◆ What you need to do:
Of the lines in the data below, count the ones holding the string "fingerprint", and answer with that number only.

[Recorded data]

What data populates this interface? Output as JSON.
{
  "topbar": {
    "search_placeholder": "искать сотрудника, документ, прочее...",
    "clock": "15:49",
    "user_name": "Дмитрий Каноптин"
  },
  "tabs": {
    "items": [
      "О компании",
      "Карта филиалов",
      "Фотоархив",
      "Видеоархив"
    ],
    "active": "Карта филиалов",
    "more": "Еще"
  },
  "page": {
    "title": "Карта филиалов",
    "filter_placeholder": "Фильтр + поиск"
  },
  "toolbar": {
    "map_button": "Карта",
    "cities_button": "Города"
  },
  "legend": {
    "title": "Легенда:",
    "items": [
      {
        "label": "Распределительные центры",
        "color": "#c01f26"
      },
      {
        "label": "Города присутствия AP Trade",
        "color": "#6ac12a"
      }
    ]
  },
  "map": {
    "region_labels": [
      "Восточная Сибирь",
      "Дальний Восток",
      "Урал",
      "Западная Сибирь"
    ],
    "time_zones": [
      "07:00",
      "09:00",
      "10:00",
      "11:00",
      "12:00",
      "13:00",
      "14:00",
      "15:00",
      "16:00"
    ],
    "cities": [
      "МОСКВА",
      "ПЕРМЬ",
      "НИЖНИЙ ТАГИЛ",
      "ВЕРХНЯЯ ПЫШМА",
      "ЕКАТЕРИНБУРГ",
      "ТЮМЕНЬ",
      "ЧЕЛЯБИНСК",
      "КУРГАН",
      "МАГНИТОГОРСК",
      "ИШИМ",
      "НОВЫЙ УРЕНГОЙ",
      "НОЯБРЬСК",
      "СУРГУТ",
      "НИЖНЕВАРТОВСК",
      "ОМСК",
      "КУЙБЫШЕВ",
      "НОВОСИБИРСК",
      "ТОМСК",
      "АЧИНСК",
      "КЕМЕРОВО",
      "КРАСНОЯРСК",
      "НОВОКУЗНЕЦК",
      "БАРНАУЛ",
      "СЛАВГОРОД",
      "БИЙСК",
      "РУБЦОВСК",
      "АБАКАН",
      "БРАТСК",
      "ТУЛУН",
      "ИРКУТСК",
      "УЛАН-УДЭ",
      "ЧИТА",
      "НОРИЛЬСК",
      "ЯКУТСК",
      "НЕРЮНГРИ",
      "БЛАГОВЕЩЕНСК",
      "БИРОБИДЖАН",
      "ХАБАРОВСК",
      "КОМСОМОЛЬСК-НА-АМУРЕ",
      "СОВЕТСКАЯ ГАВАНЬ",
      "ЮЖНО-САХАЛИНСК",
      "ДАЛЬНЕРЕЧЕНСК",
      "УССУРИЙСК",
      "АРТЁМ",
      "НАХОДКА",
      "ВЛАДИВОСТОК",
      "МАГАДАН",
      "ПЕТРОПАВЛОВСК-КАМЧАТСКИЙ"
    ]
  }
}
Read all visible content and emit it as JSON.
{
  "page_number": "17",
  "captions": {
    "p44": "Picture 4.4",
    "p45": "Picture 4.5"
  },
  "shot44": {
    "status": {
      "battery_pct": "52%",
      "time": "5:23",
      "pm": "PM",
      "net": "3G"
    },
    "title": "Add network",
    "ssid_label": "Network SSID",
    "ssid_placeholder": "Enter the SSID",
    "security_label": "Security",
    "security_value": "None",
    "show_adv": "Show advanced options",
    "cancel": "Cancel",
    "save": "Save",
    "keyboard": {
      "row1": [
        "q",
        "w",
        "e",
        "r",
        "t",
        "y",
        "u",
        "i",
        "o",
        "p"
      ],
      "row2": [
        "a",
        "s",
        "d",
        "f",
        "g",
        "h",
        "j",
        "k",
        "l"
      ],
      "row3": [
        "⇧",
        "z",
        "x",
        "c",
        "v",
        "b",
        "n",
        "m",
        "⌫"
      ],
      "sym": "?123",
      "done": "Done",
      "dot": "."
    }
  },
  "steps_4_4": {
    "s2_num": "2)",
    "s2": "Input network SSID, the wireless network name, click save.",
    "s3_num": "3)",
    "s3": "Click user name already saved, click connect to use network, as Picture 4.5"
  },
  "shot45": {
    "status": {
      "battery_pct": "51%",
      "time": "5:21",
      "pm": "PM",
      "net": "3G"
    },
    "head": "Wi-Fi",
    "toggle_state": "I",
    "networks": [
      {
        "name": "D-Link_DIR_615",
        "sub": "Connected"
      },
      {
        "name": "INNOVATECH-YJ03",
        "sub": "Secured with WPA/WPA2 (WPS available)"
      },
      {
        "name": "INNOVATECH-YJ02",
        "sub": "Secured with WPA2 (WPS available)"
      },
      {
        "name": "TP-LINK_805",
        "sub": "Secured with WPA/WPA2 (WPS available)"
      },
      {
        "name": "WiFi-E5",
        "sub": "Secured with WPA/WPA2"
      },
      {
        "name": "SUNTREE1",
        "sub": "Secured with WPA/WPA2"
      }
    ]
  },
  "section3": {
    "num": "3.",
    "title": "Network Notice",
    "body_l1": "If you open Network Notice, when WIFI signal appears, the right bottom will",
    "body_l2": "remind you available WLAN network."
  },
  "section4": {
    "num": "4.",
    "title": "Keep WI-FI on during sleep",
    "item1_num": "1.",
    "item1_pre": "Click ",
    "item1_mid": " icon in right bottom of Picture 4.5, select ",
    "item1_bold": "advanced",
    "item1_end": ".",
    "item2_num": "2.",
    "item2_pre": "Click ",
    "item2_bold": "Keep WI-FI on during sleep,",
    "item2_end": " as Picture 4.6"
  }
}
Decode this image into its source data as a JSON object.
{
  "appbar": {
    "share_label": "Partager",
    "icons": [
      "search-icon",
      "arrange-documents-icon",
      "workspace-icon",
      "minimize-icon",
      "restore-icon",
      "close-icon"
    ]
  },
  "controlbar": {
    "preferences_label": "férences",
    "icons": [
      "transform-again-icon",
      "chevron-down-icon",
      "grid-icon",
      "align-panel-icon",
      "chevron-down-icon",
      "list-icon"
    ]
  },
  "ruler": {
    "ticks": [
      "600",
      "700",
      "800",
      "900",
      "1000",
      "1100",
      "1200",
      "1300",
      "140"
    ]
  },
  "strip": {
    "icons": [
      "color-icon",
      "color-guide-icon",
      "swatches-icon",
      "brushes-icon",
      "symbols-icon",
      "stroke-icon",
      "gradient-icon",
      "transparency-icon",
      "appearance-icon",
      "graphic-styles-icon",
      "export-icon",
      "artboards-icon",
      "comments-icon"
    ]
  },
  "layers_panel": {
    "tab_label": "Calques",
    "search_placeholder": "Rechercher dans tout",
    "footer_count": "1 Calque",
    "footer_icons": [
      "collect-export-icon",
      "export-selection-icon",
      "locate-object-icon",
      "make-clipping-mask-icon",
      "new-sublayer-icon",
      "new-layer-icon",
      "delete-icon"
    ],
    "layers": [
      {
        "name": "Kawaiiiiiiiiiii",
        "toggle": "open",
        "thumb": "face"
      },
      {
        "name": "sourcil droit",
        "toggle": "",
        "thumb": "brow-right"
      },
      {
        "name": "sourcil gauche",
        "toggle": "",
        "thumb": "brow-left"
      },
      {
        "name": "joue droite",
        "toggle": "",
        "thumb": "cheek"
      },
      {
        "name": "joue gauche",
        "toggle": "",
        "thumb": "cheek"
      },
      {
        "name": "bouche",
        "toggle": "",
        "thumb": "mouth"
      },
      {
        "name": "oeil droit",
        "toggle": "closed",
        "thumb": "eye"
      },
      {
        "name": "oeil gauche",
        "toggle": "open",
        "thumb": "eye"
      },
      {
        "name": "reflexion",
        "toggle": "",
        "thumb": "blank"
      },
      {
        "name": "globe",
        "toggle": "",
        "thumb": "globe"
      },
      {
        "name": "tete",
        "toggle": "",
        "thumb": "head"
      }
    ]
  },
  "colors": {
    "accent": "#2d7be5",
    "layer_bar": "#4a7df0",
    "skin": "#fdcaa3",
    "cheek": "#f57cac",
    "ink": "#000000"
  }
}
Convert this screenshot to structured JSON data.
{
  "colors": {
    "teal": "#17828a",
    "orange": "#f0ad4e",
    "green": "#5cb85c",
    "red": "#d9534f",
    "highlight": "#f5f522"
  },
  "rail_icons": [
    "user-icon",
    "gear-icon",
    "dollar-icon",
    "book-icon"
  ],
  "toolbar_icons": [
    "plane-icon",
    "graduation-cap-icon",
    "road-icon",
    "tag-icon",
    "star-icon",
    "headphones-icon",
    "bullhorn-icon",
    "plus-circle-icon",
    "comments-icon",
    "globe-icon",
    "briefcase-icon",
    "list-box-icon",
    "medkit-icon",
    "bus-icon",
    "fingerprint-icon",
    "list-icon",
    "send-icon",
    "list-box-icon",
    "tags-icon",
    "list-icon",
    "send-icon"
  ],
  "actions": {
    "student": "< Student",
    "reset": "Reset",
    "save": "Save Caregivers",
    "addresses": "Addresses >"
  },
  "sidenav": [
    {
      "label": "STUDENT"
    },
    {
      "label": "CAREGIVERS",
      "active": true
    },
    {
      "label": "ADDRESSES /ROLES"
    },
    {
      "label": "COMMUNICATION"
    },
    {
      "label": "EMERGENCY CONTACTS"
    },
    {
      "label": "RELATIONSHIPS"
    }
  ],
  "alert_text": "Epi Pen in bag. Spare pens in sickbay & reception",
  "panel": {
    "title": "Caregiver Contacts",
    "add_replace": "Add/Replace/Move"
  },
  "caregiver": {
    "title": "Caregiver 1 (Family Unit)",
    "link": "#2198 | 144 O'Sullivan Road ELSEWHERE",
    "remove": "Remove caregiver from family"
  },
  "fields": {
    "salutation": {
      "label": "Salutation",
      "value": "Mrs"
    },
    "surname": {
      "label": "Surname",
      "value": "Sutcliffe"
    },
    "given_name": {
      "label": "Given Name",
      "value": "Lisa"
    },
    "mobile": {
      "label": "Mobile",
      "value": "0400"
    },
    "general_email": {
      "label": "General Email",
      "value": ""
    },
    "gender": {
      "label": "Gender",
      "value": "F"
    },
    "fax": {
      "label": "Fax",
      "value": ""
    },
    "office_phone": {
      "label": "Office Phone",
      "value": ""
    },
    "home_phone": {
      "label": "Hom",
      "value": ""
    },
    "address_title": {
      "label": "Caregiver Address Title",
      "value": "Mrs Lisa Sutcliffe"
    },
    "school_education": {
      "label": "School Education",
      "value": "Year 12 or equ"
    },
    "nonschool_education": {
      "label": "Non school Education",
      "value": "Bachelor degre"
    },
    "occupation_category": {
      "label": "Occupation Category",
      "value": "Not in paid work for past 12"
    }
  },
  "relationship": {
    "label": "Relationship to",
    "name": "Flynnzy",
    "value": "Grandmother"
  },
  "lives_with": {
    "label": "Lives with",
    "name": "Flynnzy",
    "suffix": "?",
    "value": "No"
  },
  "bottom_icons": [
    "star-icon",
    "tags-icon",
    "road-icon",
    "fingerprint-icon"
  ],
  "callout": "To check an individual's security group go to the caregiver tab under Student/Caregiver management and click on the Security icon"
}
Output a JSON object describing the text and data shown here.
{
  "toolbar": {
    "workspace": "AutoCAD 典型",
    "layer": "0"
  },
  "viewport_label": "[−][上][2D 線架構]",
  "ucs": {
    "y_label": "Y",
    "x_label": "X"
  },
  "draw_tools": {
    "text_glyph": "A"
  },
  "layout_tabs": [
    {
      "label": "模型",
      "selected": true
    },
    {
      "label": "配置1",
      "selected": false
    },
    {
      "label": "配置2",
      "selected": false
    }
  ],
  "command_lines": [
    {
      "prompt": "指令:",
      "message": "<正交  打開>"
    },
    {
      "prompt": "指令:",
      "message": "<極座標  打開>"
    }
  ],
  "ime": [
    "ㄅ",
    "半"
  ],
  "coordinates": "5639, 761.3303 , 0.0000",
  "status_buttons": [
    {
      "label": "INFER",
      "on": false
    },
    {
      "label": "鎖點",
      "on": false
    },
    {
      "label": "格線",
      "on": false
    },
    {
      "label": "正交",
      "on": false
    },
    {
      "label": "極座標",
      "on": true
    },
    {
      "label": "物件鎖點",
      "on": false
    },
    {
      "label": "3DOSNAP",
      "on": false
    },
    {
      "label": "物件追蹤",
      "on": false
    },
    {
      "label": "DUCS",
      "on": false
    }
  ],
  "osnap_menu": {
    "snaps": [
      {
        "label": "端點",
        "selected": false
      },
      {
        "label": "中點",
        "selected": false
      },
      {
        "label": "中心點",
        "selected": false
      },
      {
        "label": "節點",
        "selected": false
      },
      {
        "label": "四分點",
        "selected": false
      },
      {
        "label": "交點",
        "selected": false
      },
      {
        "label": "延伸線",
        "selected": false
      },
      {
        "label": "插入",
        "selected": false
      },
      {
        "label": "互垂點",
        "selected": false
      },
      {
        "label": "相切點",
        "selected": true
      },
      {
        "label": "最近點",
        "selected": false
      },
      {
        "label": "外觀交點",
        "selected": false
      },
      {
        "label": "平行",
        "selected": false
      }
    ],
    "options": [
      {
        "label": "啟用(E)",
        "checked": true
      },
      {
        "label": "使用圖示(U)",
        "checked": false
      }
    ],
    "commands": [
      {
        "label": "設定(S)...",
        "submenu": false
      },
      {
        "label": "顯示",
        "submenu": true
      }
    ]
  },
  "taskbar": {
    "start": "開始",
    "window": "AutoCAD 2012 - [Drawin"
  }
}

◆ Reply to the exercise:
2